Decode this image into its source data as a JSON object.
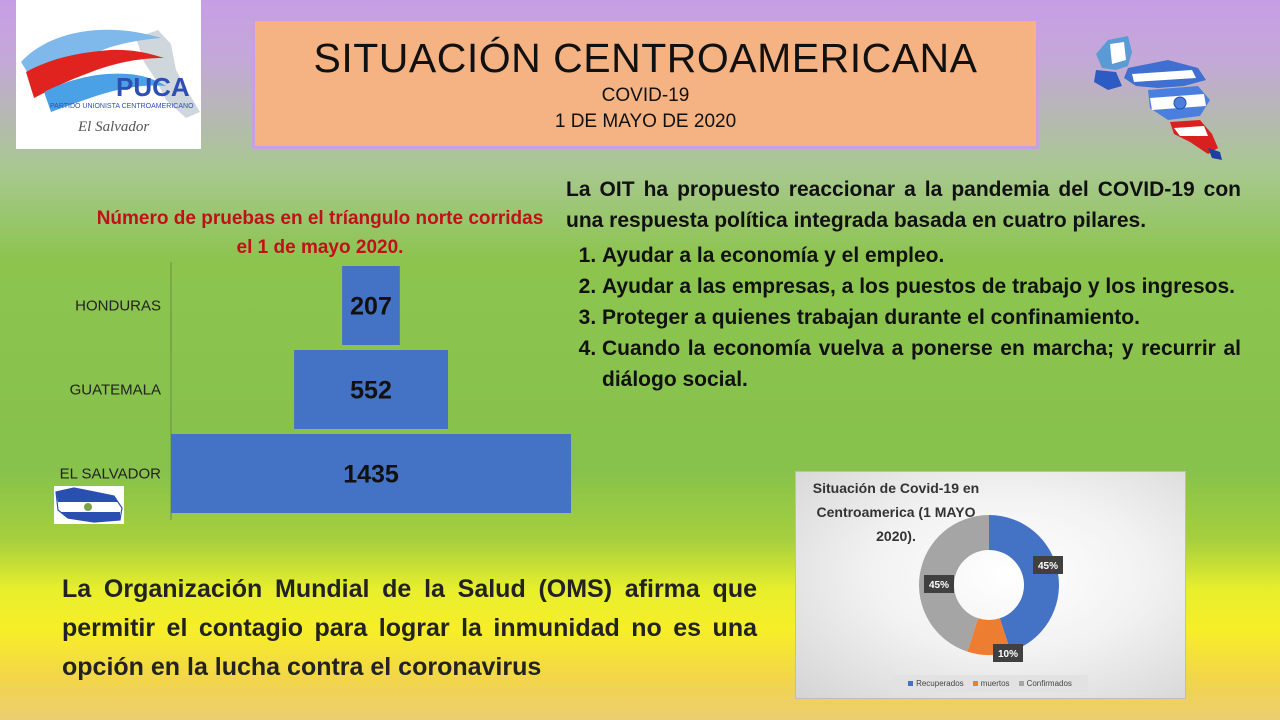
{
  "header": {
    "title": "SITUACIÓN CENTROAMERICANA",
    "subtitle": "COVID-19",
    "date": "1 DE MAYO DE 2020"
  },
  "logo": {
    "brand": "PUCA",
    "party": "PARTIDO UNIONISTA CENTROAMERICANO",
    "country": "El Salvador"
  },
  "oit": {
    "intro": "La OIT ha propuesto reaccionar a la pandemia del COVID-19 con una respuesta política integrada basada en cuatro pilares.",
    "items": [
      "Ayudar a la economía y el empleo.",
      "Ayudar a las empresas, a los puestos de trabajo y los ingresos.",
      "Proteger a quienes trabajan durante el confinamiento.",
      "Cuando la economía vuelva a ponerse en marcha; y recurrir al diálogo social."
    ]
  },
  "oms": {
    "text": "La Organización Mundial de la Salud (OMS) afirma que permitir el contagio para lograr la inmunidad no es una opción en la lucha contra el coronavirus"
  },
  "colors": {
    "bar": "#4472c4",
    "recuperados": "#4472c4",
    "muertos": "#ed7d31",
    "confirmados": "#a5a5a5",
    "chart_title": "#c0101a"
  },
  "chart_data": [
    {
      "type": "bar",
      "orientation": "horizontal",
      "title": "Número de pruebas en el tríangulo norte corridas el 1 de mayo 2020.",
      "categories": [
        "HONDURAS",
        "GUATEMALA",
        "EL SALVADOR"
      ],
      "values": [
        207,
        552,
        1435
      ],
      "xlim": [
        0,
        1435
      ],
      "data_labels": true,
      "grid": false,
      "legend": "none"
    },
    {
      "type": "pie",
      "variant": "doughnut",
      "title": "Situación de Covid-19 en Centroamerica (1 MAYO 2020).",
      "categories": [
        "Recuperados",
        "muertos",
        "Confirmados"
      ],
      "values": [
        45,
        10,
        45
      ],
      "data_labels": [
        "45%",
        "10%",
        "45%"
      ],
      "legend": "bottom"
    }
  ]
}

---

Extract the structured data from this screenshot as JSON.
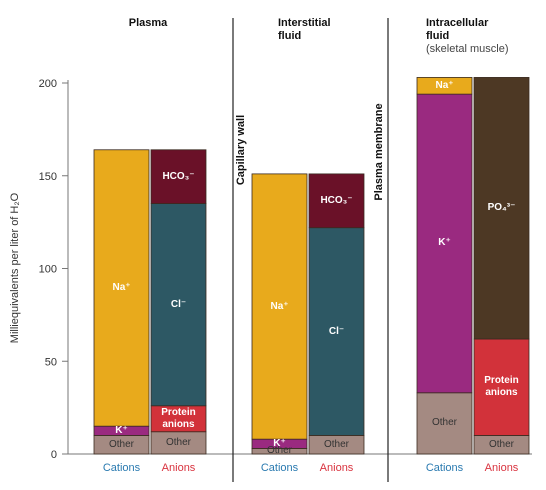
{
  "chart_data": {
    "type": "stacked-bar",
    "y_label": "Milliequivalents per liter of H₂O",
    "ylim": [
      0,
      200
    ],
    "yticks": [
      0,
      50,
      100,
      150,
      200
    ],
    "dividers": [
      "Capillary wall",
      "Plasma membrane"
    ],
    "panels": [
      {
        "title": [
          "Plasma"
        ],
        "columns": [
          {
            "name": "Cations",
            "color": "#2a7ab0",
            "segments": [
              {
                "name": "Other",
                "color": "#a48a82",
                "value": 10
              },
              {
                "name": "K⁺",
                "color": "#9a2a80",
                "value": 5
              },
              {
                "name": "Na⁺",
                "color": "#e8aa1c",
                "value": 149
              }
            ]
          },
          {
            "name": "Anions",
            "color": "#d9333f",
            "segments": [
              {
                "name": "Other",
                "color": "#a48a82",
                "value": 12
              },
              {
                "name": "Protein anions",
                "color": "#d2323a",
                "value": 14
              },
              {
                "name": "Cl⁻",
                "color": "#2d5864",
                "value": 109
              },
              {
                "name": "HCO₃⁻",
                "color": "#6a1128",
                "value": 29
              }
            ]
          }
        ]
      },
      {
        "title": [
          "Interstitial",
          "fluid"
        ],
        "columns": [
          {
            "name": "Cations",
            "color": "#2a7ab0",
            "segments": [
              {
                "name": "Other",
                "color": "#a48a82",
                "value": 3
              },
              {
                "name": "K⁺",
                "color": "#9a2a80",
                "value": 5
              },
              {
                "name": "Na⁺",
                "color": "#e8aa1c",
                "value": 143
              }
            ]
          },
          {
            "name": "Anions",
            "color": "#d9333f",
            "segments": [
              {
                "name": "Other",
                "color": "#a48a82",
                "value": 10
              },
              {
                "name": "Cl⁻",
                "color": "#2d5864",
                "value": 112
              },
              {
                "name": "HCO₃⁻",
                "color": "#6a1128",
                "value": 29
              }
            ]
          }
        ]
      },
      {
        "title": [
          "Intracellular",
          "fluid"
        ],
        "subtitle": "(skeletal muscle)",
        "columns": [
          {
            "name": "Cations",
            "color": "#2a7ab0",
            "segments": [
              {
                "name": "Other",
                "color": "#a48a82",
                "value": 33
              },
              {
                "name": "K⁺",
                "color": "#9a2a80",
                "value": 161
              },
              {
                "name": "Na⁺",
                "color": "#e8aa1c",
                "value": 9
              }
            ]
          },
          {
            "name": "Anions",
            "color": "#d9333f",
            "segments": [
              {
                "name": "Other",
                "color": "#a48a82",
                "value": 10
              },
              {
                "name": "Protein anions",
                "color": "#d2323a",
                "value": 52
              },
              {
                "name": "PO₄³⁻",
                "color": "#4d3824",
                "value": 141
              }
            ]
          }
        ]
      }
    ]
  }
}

* * *

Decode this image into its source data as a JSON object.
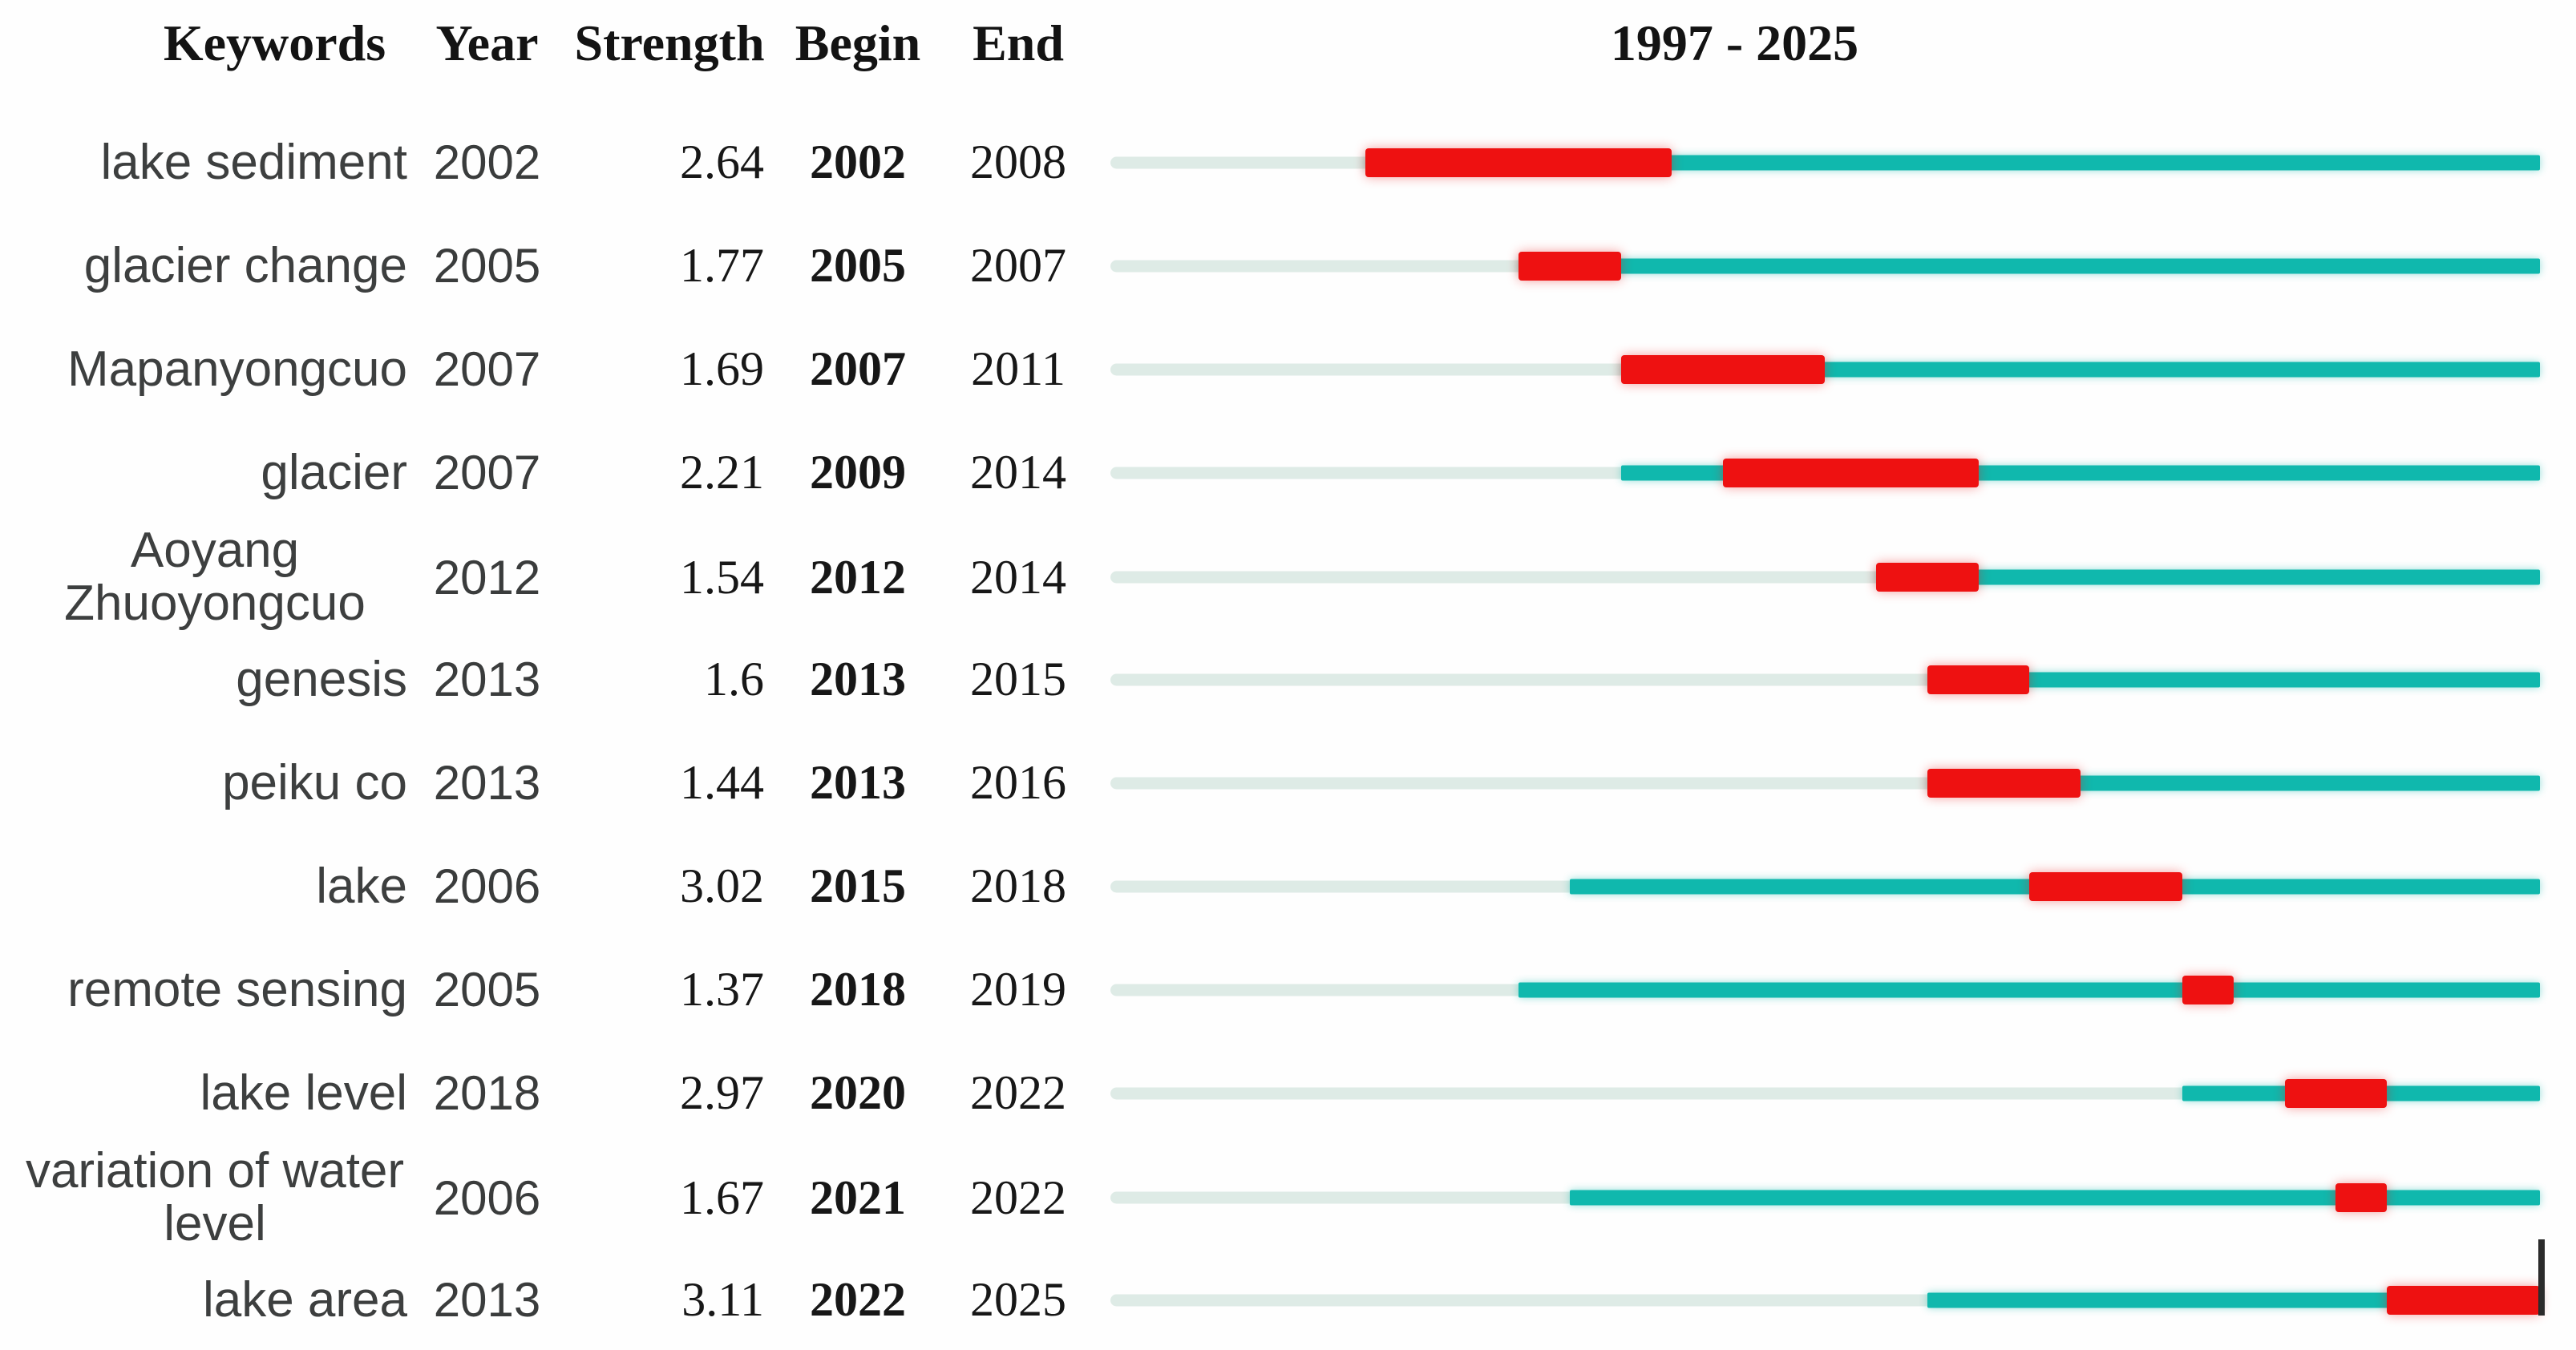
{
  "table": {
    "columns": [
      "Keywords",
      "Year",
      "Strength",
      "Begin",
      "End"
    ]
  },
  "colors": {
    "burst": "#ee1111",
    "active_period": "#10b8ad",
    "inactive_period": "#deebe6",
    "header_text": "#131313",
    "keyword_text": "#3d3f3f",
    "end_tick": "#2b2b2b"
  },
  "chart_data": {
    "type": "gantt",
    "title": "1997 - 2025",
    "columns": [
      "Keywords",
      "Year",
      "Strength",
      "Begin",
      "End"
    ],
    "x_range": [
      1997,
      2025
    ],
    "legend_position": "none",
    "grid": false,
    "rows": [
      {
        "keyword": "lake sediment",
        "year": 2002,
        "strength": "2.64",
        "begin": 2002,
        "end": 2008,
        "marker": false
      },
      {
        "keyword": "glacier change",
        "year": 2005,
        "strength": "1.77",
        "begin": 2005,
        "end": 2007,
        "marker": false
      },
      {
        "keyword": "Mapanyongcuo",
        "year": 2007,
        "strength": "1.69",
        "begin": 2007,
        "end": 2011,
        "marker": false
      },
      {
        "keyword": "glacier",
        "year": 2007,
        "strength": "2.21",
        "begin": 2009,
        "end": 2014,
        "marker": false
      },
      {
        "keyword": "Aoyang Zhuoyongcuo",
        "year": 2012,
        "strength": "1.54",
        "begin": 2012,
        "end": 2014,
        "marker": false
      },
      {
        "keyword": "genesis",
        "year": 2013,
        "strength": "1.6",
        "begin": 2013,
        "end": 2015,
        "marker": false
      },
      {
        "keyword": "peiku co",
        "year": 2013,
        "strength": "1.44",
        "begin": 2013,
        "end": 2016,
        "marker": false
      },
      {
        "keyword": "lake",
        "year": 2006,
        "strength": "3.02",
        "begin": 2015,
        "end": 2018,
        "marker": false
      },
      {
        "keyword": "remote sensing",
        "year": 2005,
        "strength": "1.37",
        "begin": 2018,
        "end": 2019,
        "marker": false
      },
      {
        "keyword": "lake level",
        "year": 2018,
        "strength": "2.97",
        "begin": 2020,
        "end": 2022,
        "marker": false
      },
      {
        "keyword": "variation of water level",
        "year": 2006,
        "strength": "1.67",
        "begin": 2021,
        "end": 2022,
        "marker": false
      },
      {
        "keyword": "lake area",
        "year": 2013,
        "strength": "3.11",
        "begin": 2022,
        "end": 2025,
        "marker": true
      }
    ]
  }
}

Required work: Please return every line from the material above where the string "glacier" occurs.

Answer to the exercise:
        "keyword": "glacier change",
        "keyword": "glacier",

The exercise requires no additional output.